ENTRIES SHOWN:
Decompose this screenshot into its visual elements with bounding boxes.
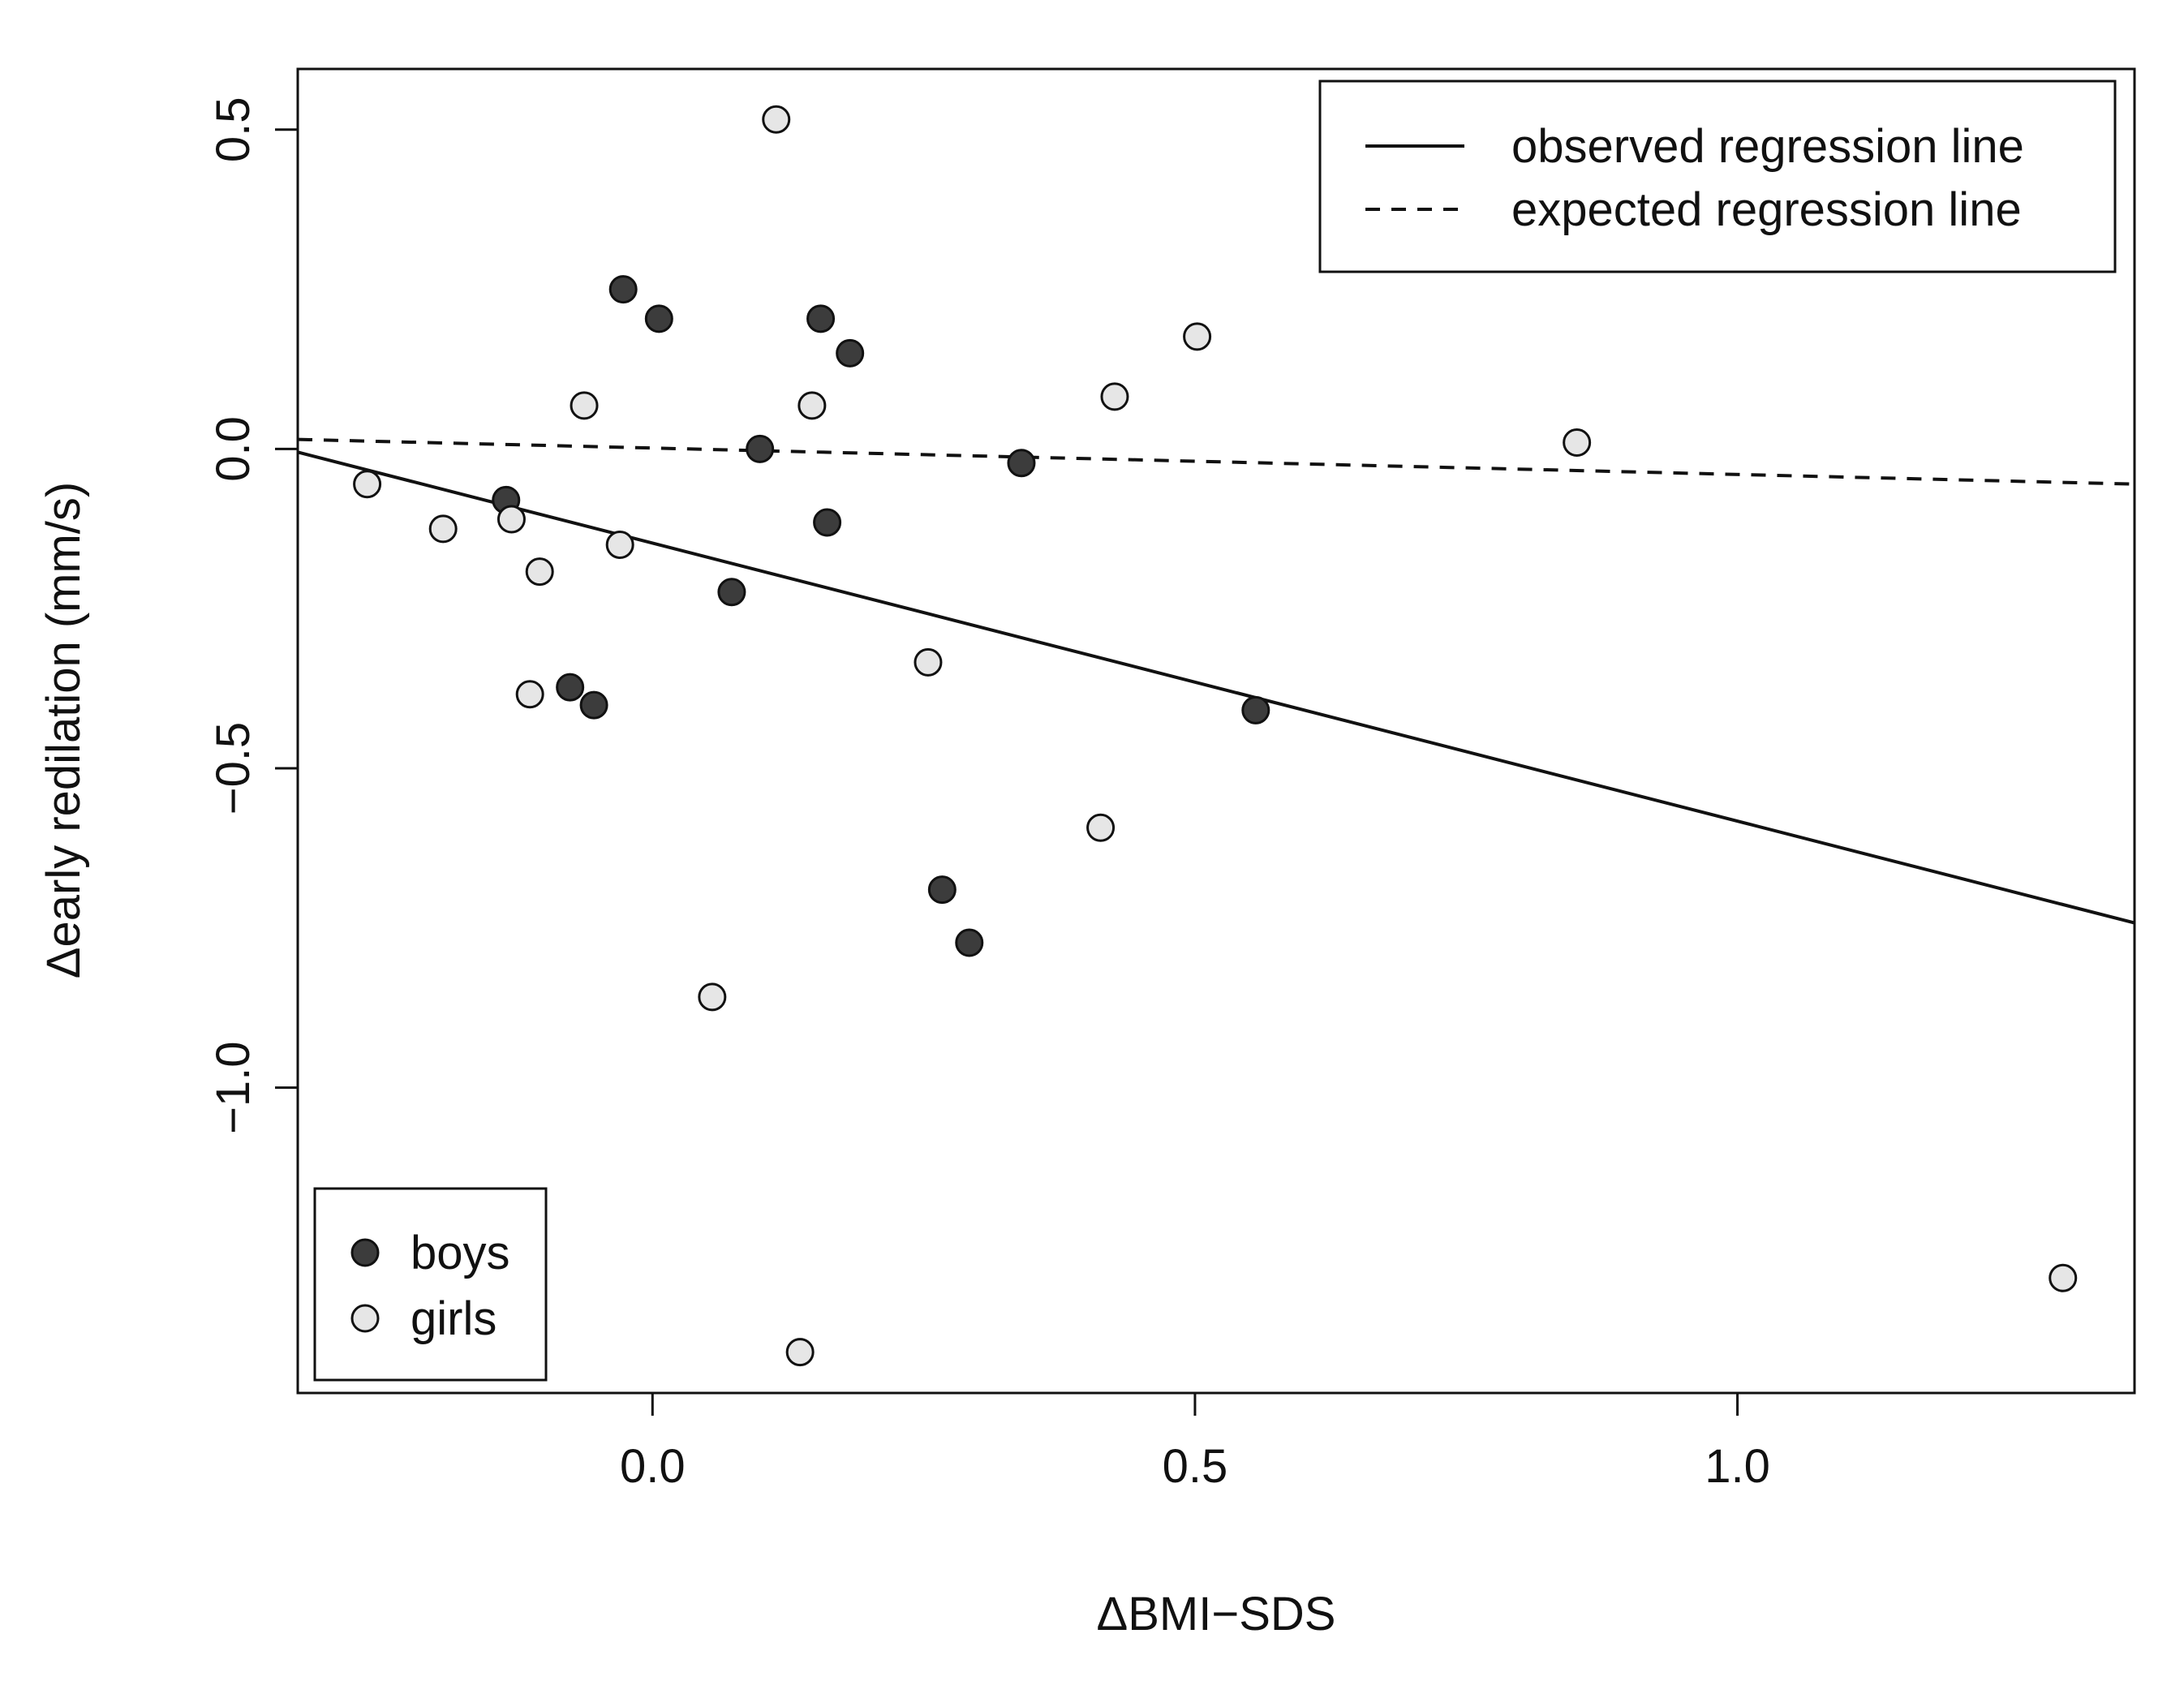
---
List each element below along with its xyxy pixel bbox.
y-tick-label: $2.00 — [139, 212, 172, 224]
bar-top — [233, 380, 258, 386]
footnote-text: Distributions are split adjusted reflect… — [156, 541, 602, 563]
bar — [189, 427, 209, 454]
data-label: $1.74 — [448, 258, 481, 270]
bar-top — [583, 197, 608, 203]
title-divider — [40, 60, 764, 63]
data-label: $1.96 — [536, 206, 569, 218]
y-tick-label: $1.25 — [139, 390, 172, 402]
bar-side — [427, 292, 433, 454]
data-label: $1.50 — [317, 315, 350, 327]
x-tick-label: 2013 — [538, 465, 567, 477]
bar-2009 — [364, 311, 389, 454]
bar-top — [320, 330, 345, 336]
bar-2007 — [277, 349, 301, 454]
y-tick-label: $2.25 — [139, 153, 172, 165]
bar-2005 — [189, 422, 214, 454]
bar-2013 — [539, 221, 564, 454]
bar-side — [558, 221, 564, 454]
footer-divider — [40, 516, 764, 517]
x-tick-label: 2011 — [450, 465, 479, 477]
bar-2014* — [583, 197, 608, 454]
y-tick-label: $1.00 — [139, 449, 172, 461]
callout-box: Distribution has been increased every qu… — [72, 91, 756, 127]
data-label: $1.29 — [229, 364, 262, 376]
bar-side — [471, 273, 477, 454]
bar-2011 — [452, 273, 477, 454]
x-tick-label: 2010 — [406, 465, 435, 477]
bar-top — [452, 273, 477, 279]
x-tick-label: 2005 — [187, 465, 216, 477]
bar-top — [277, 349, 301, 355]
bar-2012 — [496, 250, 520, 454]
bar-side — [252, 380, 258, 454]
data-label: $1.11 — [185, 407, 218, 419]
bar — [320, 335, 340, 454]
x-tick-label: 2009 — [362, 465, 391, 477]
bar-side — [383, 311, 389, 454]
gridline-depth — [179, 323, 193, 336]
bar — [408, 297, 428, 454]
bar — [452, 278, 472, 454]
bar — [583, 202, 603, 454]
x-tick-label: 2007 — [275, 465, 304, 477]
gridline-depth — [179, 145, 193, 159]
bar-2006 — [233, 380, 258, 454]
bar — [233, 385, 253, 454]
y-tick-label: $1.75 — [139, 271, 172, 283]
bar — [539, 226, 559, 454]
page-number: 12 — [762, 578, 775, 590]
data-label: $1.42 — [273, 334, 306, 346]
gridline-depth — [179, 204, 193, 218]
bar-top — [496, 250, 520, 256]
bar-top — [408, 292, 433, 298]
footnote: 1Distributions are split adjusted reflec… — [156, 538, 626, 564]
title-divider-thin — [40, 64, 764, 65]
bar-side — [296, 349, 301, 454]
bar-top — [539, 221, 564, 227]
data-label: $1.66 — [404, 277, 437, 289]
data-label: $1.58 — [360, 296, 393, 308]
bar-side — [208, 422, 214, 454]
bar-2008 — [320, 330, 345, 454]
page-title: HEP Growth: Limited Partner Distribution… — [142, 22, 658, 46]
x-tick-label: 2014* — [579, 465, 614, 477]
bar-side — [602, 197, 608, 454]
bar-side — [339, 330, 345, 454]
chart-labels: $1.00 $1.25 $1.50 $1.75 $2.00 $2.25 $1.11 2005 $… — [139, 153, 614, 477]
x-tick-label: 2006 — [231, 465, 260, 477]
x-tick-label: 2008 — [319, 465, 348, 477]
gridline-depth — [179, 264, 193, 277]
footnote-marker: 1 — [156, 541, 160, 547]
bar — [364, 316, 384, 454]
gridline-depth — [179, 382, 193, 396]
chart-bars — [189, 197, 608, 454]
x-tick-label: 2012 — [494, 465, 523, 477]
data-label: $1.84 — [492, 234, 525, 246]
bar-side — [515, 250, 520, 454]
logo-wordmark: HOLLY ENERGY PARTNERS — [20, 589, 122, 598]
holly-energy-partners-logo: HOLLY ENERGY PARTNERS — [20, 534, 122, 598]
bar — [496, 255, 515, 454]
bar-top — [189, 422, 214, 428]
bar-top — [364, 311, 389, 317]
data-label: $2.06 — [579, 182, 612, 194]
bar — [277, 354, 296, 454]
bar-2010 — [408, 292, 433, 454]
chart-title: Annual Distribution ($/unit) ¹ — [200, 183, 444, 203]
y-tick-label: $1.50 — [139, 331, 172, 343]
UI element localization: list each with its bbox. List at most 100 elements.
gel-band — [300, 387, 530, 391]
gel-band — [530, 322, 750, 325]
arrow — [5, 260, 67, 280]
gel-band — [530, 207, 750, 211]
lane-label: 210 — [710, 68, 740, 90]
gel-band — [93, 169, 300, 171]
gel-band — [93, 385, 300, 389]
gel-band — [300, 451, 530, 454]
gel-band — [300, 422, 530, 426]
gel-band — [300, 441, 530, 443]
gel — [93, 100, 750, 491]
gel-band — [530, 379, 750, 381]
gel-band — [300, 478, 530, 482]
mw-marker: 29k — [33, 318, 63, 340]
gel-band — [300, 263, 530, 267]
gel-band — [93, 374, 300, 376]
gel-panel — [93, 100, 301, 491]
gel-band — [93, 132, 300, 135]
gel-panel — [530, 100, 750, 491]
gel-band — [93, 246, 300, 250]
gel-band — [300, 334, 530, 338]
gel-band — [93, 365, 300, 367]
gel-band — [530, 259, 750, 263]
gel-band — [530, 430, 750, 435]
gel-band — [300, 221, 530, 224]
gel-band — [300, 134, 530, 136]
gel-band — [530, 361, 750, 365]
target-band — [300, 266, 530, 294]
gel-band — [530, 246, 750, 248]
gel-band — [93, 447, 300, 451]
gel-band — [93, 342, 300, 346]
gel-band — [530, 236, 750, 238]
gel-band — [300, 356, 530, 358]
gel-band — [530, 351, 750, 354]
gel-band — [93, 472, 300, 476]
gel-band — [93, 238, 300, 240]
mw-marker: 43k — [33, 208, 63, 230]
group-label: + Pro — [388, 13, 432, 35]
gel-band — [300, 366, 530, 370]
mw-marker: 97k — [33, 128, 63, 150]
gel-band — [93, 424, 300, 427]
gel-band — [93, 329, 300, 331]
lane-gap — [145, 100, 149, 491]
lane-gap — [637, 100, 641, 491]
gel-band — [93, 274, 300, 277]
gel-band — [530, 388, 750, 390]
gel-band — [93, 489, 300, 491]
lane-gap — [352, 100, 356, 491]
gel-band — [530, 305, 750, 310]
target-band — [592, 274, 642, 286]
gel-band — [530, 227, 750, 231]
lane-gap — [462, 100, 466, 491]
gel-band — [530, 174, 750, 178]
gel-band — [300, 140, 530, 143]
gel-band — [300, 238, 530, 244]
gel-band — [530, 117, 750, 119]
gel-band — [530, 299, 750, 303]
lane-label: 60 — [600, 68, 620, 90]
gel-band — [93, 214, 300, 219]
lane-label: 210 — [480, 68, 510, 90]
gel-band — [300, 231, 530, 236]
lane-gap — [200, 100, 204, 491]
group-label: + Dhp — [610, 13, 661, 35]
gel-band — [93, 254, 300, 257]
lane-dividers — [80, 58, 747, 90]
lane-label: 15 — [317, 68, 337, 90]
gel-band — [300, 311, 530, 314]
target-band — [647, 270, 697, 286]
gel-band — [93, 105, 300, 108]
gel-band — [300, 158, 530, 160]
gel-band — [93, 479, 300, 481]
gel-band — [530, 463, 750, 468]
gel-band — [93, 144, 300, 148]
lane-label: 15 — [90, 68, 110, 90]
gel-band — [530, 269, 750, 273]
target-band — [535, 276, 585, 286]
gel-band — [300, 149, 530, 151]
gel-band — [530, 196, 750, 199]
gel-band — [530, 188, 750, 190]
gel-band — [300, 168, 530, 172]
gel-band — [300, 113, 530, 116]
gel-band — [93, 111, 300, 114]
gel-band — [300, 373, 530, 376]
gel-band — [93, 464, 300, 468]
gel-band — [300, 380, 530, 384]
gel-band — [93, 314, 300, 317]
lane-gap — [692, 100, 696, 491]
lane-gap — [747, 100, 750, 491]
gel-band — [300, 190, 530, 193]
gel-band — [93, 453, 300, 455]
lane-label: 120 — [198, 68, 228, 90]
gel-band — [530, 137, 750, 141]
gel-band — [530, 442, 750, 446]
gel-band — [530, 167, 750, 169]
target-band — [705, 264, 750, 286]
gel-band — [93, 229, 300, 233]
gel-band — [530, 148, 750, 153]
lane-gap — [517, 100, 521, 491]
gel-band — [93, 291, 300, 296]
---
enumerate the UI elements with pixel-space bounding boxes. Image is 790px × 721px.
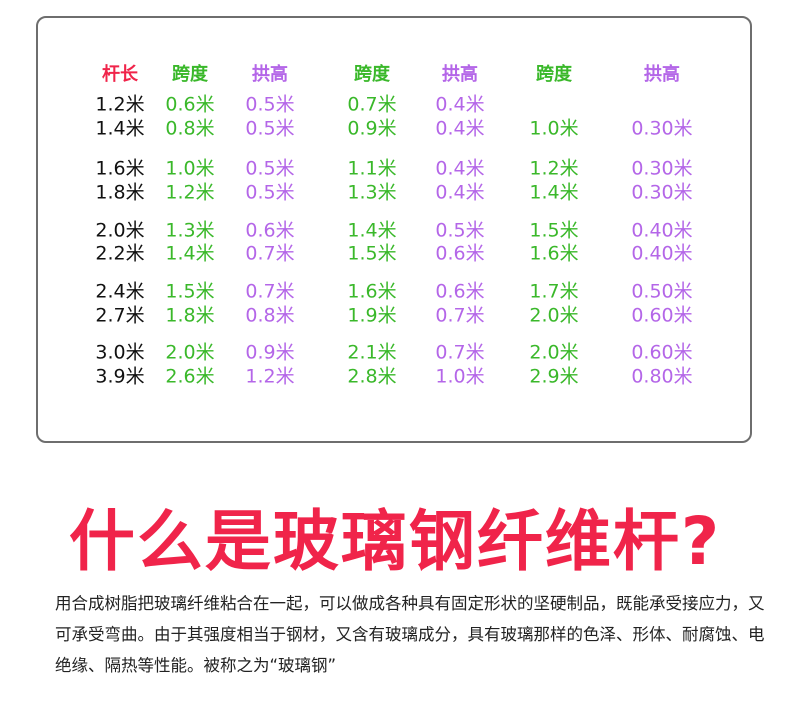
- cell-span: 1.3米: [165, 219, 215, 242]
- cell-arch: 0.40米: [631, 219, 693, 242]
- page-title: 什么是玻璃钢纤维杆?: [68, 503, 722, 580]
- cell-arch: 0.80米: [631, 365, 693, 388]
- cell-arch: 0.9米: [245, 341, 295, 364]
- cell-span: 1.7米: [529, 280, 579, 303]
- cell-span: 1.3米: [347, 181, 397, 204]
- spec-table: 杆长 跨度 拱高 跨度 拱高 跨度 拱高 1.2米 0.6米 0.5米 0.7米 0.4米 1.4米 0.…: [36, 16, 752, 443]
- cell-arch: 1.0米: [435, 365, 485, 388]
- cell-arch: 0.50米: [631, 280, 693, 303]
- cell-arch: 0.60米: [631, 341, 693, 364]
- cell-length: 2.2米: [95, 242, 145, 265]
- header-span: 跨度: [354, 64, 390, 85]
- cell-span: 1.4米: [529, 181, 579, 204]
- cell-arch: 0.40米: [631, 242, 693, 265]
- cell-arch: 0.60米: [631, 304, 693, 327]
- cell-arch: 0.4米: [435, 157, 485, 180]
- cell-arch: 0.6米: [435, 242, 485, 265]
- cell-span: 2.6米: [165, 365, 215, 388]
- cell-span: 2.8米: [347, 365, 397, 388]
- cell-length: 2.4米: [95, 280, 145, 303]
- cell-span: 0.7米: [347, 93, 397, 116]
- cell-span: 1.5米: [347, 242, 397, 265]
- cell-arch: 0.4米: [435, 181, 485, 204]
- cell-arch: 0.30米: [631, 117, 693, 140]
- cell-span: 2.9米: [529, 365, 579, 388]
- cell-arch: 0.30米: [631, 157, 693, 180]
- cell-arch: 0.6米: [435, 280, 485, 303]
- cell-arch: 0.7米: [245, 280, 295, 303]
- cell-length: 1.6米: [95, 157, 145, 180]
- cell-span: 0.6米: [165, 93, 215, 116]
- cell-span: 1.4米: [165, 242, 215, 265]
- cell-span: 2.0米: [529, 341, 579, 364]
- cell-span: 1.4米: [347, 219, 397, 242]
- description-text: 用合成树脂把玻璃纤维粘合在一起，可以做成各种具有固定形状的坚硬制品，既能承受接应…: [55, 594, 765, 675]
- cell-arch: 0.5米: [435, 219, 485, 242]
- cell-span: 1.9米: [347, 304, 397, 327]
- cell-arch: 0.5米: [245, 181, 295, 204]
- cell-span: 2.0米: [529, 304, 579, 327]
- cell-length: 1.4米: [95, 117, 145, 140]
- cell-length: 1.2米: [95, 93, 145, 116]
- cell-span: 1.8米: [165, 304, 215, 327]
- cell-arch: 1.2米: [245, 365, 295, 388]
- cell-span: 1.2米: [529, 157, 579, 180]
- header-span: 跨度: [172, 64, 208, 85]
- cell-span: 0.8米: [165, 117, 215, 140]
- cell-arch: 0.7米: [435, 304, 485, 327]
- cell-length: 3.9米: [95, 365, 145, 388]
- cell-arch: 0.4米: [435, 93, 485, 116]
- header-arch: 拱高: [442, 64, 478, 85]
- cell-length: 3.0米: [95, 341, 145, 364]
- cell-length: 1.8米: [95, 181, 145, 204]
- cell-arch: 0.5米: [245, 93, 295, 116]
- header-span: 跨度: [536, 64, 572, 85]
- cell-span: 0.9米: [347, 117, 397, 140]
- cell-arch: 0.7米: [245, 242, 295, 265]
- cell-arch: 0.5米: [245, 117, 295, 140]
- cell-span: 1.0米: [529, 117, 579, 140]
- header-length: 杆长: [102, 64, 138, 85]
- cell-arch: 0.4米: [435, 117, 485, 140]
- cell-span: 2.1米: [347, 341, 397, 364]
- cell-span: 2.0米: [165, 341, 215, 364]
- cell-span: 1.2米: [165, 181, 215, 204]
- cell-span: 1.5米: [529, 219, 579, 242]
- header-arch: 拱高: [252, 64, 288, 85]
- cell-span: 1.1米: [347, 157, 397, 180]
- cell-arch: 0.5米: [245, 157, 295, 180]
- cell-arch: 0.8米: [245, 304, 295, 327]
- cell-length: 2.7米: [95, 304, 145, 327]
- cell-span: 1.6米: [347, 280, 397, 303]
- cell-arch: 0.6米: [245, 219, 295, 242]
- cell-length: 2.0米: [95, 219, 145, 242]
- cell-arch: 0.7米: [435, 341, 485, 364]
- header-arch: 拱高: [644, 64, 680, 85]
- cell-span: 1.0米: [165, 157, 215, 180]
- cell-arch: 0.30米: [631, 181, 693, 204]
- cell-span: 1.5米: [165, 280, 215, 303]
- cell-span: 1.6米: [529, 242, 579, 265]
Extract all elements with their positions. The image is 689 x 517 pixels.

EXERCISE INSTRUCTIONS: Present the items from the line containing "enumerate the UI" up to and including the line containing "- header-span: 跨度: [172, 64, 208, 85]" as a Markdown table with the columns "No." and "Line", numbering each row. Omit blank lines and pictures.

SOLVED PROBLEM:
| No. | Line |
|---|---|
| 1 | enumerate the UI elements with pixel-space bounding boxes. Image is 790px × 721px. |
| 2 | - cell-span: 1.3米: [165, 219, 215, 242] |
| 3 | - cell-arch: 0.40米: [631, 219, 693, 242] |
| 4 | - page-title: 什么是玻璃钢纤维杆?: [68, 503, 722, 580] |
| 5 | - cell-arch: 0.80米: [631, 365, 693, 388] |
| 6 | - cell-arch: 0.9米: [245, 341, 295, 364] |
| 7 | - cell-span: 1.7米: [529, 280, 579, 303] |
| 8 | - cell-span: 1.3米: [347, 181, 397, 204] |
| 9 | - spec-table: 杆长 跨度 拱高 跨度 拱高 跨度 拱高 1.2米 0.6米 0.5米 0.7米 0.4米 1.4米 0.…: [36, 16, 752, 443] |
| 10 | - cell-arch: 1.0米: [435, 365, 485, 388] |
| 11 | - cell-arch: 0.50米: [631, 280, 693, 303] |
| 12 | - cell-arch: 0.60米: [631, 341, 693, 364] |
| 13 | - cell-length: 2.2米: [95, 242, 145, 265] |
| 14 | - header-span: 跨度: [354, 64, 390, 85] |
| 15 | - cell-span: 1.4米: [529, 181, 579, 204] |
| 16 | - cell-arch: 0.40米: [631, 242, 693, 265] |
| 17 | - cell-arch: 0.60米: [631, 304, 693, 327] |
| 18 | - cell-arch: 0.4米: [435, 157, 485, 180] |
| 19 | - cell-arch: 0.6米: [435, 242, 485, 265] |
| 20 | - cell-span: 2.6米: [165, 365, 215, 388] |
| 21 | - cell-span: 2.8米: [347, 365, 397, 388] |
| 22 | - cell-length: 2.4米: [95, 280, 145, 303] |
| 23 | - cell-span: 0.7米: [347, 93, 397, 116] |
| 24 | - cell-span: 1.5米: [347, 242, 397, 265] |
| 25 | - cell-arch: 0.4米: [435, 181, 485, 204] |
| 26 | - cell-arch: 0.30米: [631, 117, 693, 140] |
| 27 | - cell-span: 2.9米: [529, 365, 579, 388] |
| 28 | - cell-arch: 0.30米: [631, 157, 693, 180] |
| 29 | - cell-arch: 0.6米: [435, 280, 485, 303] |
| 30 | - cell-arch: 0.7米: [245, 280, 295, 303] |
| 31 | - cell-length: 1.6米: [95, 157, 145, 180] |
| 32 | - cell-span: 0.6米: [165, 93, 215, 116] |
| 33 | - cell-span: 1.4米: [165, 242, 215, 265] |
| 34 | - cell-span: 2.0米: [529, 341, 579, 364] |
| 35 | - cell-span: 1.4米: [347, 219, 397, 242] |
| 36 | - description-text: 用合成树脂把玻璃纤维粘合在一起，可以做成各种具有固定形状的坚硬制品，既能承受接应…: [55, 594, 765, 675] |
| 37 | - cell-arch: 0.5米: [435, 219, 485, 242] |
| 38 | - cell-span: 1.9米: [347, 304, 397, 327] |
| 39 | - cell-arch: 0.5米: [245, 181, 295, 204] |
| 40 | - cell-span: 2.0米: [529, 304, 579, 327] |
| 41 | - cell-length: 1.4米: [95, 117, 145, 140] |
| 42 | - cell-length: 1.2米: [95, 93, 145, 116] |
| 43 | - cell-span: 1.8米: [165, 304, 215, 327] |
| 44 | - cell-arch: 1.2米: [245, 365, 295, 388] |
| 45 | - cell-span: 1.2米: [529, 157, 579, 180] |
| 46 | - header-span: 跨度: [172, 64, 208, 85] |